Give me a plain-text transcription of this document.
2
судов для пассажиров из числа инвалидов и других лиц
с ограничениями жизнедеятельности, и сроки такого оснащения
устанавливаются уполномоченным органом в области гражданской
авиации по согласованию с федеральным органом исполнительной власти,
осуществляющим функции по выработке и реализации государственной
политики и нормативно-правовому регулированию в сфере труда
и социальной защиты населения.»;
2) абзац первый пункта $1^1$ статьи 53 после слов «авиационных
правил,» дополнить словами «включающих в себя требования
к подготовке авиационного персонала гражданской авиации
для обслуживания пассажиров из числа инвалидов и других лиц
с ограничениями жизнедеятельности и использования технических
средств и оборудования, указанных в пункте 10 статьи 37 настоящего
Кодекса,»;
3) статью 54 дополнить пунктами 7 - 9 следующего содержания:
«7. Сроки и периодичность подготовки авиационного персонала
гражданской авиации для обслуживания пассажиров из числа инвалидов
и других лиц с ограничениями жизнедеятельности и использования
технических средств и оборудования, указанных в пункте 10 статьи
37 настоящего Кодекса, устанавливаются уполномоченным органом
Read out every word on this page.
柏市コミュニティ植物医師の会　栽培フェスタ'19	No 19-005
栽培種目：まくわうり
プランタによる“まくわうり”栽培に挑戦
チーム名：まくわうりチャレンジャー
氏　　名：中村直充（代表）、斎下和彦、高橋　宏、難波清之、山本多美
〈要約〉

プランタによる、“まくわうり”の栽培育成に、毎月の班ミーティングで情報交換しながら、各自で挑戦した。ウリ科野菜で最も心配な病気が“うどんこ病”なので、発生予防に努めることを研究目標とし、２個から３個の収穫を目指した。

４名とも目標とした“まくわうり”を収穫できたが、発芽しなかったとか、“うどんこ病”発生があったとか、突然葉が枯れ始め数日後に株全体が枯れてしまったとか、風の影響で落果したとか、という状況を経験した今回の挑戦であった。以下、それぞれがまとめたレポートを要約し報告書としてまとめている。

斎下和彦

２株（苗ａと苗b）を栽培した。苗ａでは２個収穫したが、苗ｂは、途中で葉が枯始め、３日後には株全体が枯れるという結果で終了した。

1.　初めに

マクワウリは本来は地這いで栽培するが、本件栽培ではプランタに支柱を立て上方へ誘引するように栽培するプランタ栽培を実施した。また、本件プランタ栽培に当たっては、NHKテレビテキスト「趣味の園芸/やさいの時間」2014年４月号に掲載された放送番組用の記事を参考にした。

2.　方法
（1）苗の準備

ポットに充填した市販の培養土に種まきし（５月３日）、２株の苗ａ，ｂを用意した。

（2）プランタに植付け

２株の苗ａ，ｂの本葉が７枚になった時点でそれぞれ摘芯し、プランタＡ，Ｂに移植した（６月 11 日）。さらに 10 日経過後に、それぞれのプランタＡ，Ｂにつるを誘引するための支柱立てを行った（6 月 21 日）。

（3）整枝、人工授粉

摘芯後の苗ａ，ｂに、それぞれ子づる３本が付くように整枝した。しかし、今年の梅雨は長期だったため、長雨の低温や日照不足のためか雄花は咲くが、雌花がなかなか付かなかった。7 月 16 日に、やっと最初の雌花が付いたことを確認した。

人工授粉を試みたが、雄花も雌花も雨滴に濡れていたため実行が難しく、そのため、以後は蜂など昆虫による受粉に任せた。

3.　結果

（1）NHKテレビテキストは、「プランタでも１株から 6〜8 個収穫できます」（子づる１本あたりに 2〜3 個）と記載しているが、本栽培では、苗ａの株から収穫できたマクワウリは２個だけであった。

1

====================

- Requirement -
Only the number is wanted: count the lines of the records that hold the word "авиации".

- Output -
3